- Aim -
Retype the material word for word.

>> Begin Given data

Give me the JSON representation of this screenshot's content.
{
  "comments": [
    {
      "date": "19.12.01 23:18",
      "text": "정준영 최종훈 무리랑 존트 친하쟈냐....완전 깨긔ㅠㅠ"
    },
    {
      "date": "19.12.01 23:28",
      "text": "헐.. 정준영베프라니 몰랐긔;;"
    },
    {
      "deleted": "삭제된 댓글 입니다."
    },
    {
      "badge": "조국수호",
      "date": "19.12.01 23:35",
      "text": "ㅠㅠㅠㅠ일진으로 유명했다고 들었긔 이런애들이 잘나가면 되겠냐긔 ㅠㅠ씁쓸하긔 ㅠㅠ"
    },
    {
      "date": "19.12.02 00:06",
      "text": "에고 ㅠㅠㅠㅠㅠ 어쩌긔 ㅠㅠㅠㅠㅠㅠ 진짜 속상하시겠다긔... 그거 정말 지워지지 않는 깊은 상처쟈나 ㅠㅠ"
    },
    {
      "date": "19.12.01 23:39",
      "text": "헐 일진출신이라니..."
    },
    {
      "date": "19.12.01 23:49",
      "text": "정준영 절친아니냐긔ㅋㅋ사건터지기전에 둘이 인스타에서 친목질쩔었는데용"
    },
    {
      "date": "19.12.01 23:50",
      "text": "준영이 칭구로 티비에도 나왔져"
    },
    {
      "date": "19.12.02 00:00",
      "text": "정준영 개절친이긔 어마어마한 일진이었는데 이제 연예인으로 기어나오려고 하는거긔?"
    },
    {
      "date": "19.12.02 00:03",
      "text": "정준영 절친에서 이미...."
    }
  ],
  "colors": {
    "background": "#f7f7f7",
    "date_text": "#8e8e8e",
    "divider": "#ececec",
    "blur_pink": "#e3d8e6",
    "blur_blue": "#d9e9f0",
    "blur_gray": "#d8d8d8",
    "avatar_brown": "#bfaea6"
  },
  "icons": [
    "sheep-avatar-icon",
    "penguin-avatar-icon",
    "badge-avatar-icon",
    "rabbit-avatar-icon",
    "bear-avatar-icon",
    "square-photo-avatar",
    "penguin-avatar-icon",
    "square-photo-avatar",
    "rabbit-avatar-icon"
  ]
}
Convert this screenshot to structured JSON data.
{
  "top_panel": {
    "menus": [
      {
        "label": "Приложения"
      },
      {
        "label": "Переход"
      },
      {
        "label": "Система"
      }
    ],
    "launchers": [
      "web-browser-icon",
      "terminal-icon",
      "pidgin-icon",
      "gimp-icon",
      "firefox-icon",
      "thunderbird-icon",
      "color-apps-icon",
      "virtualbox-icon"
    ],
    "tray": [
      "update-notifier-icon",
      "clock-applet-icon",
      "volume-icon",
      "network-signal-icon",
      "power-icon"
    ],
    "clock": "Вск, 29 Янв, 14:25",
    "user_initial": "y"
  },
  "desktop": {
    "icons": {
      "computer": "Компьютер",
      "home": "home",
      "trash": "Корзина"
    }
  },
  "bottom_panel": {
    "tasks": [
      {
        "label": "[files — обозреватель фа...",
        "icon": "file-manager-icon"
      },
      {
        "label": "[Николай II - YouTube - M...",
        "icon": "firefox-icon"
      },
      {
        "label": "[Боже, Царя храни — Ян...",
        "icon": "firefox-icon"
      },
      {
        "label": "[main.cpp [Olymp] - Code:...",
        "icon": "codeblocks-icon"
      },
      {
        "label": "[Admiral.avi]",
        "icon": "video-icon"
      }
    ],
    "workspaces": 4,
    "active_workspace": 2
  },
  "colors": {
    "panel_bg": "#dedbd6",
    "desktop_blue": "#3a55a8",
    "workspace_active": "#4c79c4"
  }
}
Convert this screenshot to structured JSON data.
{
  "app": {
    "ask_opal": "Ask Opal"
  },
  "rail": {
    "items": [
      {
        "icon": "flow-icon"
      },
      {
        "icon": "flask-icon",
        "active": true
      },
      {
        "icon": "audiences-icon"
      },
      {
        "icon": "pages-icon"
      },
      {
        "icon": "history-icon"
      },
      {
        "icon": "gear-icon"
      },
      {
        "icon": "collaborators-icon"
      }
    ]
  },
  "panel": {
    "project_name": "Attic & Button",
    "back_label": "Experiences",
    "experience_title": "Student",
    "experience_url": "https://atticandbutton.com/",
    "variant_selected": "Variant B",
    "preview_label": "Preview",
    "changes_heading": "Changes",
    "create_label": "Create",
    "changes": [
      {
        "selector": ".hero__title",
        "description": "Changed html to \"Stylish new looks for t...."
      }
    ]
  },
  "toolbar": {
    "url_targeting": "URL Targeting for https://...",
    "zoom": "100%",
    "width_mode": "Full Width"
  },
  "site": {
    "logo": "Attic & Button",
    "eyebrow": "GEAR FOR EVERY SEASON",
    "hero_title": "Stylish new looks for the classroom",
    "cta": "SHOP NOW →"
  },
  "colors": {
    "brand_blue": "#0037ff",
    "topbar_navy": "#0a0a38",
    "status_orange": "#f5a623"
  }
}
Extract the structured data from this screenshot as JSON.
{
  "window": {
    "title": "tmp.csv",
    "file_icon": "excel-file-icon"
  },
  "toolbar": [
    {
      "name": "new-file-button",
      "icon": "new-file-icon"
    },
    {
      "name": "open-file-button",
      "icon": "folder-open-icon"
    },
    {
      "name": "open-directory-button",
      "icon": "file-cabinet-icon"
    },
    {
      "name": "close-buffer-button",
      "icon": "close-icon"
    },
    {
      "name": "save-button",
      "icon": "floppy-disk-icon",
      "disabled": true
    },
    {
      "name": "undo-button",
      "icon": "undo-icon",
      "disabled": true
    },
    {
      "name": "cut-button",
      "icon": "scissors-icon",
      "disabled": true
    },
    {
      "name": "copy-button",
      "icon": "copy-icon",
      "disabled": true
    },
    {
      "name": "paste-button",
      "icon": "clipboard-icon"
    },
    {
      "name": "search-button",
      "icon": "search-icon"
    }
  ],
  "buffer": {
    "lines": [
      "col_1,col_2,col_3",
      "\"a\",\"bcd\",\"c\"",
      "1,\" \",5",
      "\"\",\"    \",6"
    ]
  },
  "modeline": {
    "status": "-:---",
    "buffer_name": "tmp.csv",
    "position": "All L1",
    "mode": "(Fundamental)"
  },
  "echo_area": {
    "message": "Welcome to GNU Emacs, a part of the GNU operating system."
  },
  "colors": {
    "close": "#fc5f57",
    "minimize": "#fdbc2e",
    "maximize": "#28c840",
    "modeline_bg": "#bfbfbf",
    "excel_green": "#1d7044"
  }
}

>> End Given data

- Answer below -
Give me the JSON representation of this screenshot's content.
{
  "comments": [
    {
      "date": "19.12.01 23:18",
      "text": "정준영 최종훈 무리랑 존트 친하쟈냐....완전 깨긔ㅠㅠ"
    },
    {
      "date": "19.12.01 23:28",
      "text": "헐.. 정준영베프라니 몰랐긔;;"
    },
    {
      "deleted": "삭제된 댓글 입니다."
    },
    {
      "badge": "조국수호",
      "date": "19.12.01 23:35",
      "text": "ㅠㅠㅠㅠ일진으로 유명했다고 들었긔 이런애들이 잘나가면 되겠냐긔 ㅠㅠ씁쓸하긔 ㅠㅠ"
    },
    {
      "date": "19.12.02 00:06",
      "text": "에고 ㅠㅠㅠㅠㅠ 어쩌긔 ㅠㅠㅠㅠㅠㅠ 진짜 속상하시겠다긔... 그거 정말 지워지지 않는 깊은 상처쟈나 ㅠㅠ"
    },
    {
      "date": "19.12.01 23:39",
      "text": "헐 일진출신이라니..."
    },
    {
      "date": "19.12.01 23:49",
      "text": "정준영 절친아니냐긔ㅋㅋ사건터지기전에 둘이 인스타에서 친목질쩔었는데용"
    },
    {
      "date": "19.12.01 23:50",
      "text": "준영이 칭구로 티비에도 나왔져"
    },
    {
      "date": "19.12.02 00:00",
      "text": "정준영 개절친이긔 어마어마한 일진이었는데 이제 연예인으로 기어나오려고 하는거긔?"
    },
    {
      "date": "19.12.02 00:03",
      "text": "정준영 절친에서 이미...."
    }
  ],
  "colors": {
    "background": "#f7f7f7",
    "date_text": "#8e8e8e",
    "divider": "#ececec",
    "blur_pink": "#e3d8e6",
    "blur_blue": "#d9e9f0",
    "blur_gray": "#d8d8d8",
    "avatar_brown": "#bfaea6"
  },
  "icons": [
    "sheep-avatar-icon",
    "penguin-avatar-icon",
    "badge-avatar-icon",
    "rabbit-avatar-icon",
    "bear-avatar-icon",
    "square-photo-avatar",
    "penguin-avatar-icon",
    "square-photo-avatar",
    "rabbit-avatar-icon"
  ]
}
Convert this screenshot to structured JSON data.
{
  "top_panel": {
    "menus": [
      {
        "label": "Приложения"
      },
      {
        "label": "Переход"
      },
      {
        "label": "Система"
      }
    ],
    "launchers": [
      "web-browser-icon",
      "terminal-icon",
      "pidgin-icon",
      "gimp-icon",
      "firefox-icon",
      "thunderbird-icon",
      "color-apps-icon",
      "virtualbox-icon"
    ],
    "tray": [
      "update-notifier-icon",
      "clock-applet-icon",
      "volume-icon",
      "network-signal-icon",
      "power-icon"
    ],
    "clock": "Вск, 29 Янв, 14:25",
    "user_initial": "y"
  },
  "desktop": {
    "icons": {
      "computer": "Компьютер",
      "home": "home",
      "trash": "Корзина"
    }
  },
  "bottom_panel": {
    "tasks": [
      {
        "label": "[files — обозреватель фа...",
        "icon": "file-manager-icon"
      },
      {
        "label": "[Николай II - YouTube - M...",
        "icon": "firefox-icon"
      },
      {
        "label": "[Боже, Царя храни — Ян...",
        "icon": "firefox-icon"
      },
      {
        "label": "[main.cpp [Olymp] - Code:...",
        "icon": "codeblocks-icon"
      },
      {
        "label": "[Admiral.avi]",
        "icon": "video-icon"
      }
    ],
    "workspaces": 4,
    "active_workspace": 2
  },
  "colors": {
    "panel_bg": "#dedbd6",
    "desktop_blue": "#3a55a8",
    "workspace_active": "#4c79c4"
  }
}
Convert this screenshot to structured JSON data.
{
  "app": {
    "ask_opal": "Ask Opal"
  },
  "rail": {
    "items": [
      {
        "icon": "flow-icon"
      },
      {
        "icon": "flask-icon",
        "active": true
      },
      {
        "icon": "audiences-icon"
      },
      {
        "icon": "pages-icon"
      },
      {
        "icon": "history-icon"
      },
      {
        "icon": "gear-icon"
      },
      {
        "icon": "collaborators-icon"
      }
    ]
  },
  "panel": {
    "project_name": "Attic & Button",
    "back_label": "Experiences",
    "experience_title": "Student",
    "experience_url": "https://atticandbutton.com/",
    "variant_selected": "Variant B",
    "preview_label": "Preview",
    "changes_heading": "Changes",
    "create_label": "Create",
    "changes": [
      {
        "selector": ".hero__title",
        "description": "Changed html to \"Stylish new looks for t...."
      }
    ]
  },
  "toolbar": {
    "url_targeting": "URL Targeting for https://...",
    "zoom": "100%",
    "width_mode": "Full Width"
  },
  "site": {
    "logo": "Attic & Button",
    "eyebrow": "GEAR FOR EVERY SEASON",
    "hero_title": "Stylish new looks for the classroom",
    "cta": "SHOP NOW →"
  },
  "colors": {
    "brand_blue": "#0037ff",
    "topbar_navy": "#0a0a38",
    "status_orange": "#f5a623"
  }
}
Extract the structured data from this screenshot as JSON.
{
  "window": {
    "title": "tmp.csv",
    "file_icon": "excel-file-icon"
  },
  "toolbar": [
    {
      "name": "new-file-button",
      "icon": "new-file-icon"
    },
    {
      "name": "open-file-button",
      "icon": "folder-open-icon"
    },
    {
      "name": "open-directory-button",
      "icon": "file-cabinet-icon"
    },
    {
      "name": "close-buffer-button",
      "icon": "close-icon"
    },
    {
      "name": "save-button",
      "icon": "floppy-disk-icon",
      "disabled": true
    },
    {
      "name": "undo-button",
      "icon": "undo-icon",
      "disabled": true
    },
    {
      "name": "cut-button",
      "icon": "scissors-icon",
      "disabled": true
    },
    {
      "name": "copy-button",
      "icon": "copy-icon",
      "disabled": true
    },
    {
      "name": "paste-button",
      "icon": "clipboard-icon"
    },
    {
      "name": "search-button",
      "icon": "search-icon"
    }
  ],
  "buffer": {
    "lines": [
      "col_1,col_2,col_3",
      "\"a\",\"bcd\",\"c\"",
      "1,\" \",5",
      "\"\",\"    \",6"
    ]
  },
  "modeline": {
    "status": "-:---",
    "buffer_name": "tmp.csv",
    "position": "All L1",
    "mode": "(Fundamental)"
  },
  "echo_area": {
    "message": "Welcome to GNU Emacs, a part of the GNU operating system."
  },
  "colors": {
    "close": "#fc5f57",
    "minimize": "#fdbc2e",
    "maximize": "#28c840",
    "modeline_bg": "#bfbfbf",
    "excel_green": "#1d7044"
  }
}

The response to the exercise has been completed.